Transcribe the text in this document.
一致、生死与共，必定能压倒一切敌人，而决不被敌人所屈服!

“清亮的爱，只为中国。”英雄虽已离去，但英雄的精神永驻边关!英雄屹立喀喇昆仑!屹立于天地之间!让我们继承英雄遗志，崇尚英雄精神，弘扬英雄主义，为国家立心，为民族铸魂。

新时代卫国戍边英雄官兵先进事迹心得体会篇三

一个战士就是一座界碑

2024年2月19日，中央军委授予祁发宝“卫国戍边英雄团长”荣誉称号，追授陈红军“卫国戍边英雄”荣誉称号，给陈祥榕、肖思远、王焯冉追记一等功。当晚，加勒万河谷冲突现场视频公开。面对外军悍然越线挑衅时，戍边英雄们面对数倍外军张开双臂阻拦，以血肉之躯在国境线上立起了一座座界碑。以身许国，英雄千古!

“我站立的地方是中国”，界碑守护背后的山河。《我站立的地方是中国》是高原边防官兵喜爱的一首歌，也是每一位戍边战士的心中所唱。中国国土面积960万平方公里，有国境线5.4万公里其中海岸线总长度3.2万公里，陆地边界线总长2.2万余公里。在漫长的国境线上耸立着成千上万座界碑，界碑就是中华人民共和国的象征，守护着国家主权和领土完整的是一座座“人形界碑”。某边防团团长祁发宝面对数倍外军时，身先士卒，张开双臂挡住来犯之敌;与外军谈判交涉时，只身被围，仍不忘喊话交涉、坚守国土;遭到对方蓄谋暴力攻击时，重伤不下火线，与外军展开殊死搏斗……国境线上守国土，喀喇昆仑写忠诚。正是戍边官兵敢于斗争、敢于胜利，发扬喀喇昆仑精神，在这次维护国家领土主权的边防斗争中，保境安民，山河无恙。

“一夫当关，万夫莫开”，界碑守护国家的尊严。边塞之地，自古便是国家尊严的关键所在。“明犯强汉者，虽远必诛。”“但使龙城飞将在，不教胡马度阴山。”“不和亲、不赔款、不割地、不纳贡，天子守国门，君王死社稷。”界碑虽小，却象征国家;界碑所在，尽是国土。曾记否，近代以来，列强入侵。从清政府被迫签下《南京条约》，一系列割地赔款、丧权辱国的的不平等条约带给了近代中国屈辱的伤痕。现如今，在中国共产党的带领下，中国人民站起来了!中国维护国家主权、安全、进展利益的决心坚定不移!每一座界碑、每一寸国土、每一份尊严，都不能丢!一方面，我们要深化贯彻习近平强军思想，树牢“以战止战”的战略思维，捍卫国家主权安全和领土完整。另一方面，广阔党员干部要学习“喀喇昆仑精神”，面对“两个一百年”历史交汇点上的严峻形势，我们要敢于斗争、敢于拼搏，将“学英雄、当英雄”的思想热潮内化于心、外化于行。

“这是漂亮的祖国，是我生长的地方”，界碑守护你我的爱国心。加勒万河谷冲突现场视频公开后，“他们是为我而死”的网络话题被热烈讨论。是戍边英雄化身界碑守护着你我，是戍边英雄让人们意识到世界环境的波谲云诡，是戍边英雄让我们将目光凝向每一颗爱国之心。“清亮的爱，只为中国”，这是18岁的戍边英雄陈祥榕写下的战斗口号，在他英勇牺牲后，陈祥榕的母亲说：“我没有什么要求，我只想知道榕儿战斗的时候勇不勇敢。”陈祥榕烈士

+-------+

> _YOUR INSTRUCTIONS_
Set all of the entries down again, exactly as they were given.

> _ANSWER TO THIS EXERCISE_
Transcribe the text in this document.
一致、生死与共，必定能压倒一切敌人，而决不被敌人所屈服!

“清亮的爱，只为中国。”英雄虽已离去，但英雄的精神永驻边关!英雄屹立喀喇昆仑!屹立于天地之间!让我们继承英雄遗志，崇尚英雄精神，弘扬英雄主义，为国家立心，为民族铸魂。

新时代卫国戍边英雄官兵先进事迹心得体会篇三

一个战士就是一座界碑

2024年2月19日，中央军委授予祁发宝“卫国戍边英雄团长”荣誉称号，追授陈红军“卫国戍边英雄”荣誉称号，给陈祥榕、肖思远、王焯冉追记一等功。当晚，加勒万河谷冲突现场视频公开。面对外军悍然越线挑衅时，戍边英雄们面对数倍外军张开双臂阻拦，以血肉之躯在国境线上立起了一座座界碑。以身许国，英雄千古!

“我站立的地方是中国”，界碑守护背后的山河。《我站立的地方是中国》是高原边防官兵喜爱的一首歌，也是每一位戍边战士的心中所唱。中国国土面积960万平方公里，有国境线5.4万公里其中海岸线总长度3.2万公里，陆地边界线总长2.2万余公里。在漫长的国境线上耸立着成千上万座界碑，界碑就是中华人民共和国的象征，守护着国家主权和领土完整的是一座座“人形界碑”。某边防团团长祁发宝面对数倍外军时，身先士卒，张开双臂挡住来犯之敌;与外军谈判交涉时，只身被围，仍不忘喊话交涉、坚守国土;遭到对方蓄谋暴力攻击时，重伤不下火线，与外军展开殊死搏斗……国境线上守国土，喀喇昆仑写忠诚。正是戍边官兵敢于斗争、敢于胜利，发扬喀喇昆仑精神，在这次维护国家领土主权的边防斗争中，保境安民，山河无恙。

“一夫当关，万夫莫开”，界碑守护国家的尊严。边塞之地，自古便是国家尊严的关键所在。“明犯强汉者，虽远必诛。”“但使龙城飞将在，不教胡马度阴山。”“不和亲、不赔款、不割地、不纳贡，天子守国门，君王死社稷。”界碑虽小，却象征国家;界碑所在，尽是国土。曾记否，近代以来，列强入侵。从清政府被迫签下《南京条约》，一系列割地赔款、丧权辱国的的不平等条约带给了近代中国屈辱的伤痕。现如今，在中国共产党的带领下，中国人民站起来了!中国维护国家主权、安全、进展利益的决心坚定不移!每一座界碑、每一寸国土、每一份尊严，都不能丢!一方面，我们要深化贯彻习近平强军思想，树牢“以战止战”的战略思维，捍卫国家主权安全和领土完整。另一方面，广阔党员干部要学习“喀喇昆仑精神”，面对“两个一百年”历史交汇点上的严峻形势，我们要敢于斗争、敢于拼搏，将“学英雄、当英雄”的思想热潮内化于心、外化于行。

“这是漂亮的祖国，是我生长的地方”，界碑守护你我的爱国心。加勒万河谷冲突现场视频公开后，“他们是为我而死”的网络话题被热烈讨论。是戍边英雄化身界碑守护着你我，是戍边英雄让人们意识到世界环境的波谲云诡，是戍边英雄让我们将目光凝向每一颗爱国之心。“清亮的爱，只为中国”，这是18岁的戍边英雄陈祥榕写下的战斗口号，在他英勇牺牲后，陈祥榕的母亲说：“我没有什么要求，我只想知道榕儿战斗的时候勇不勇敢。”陈祥榕烈士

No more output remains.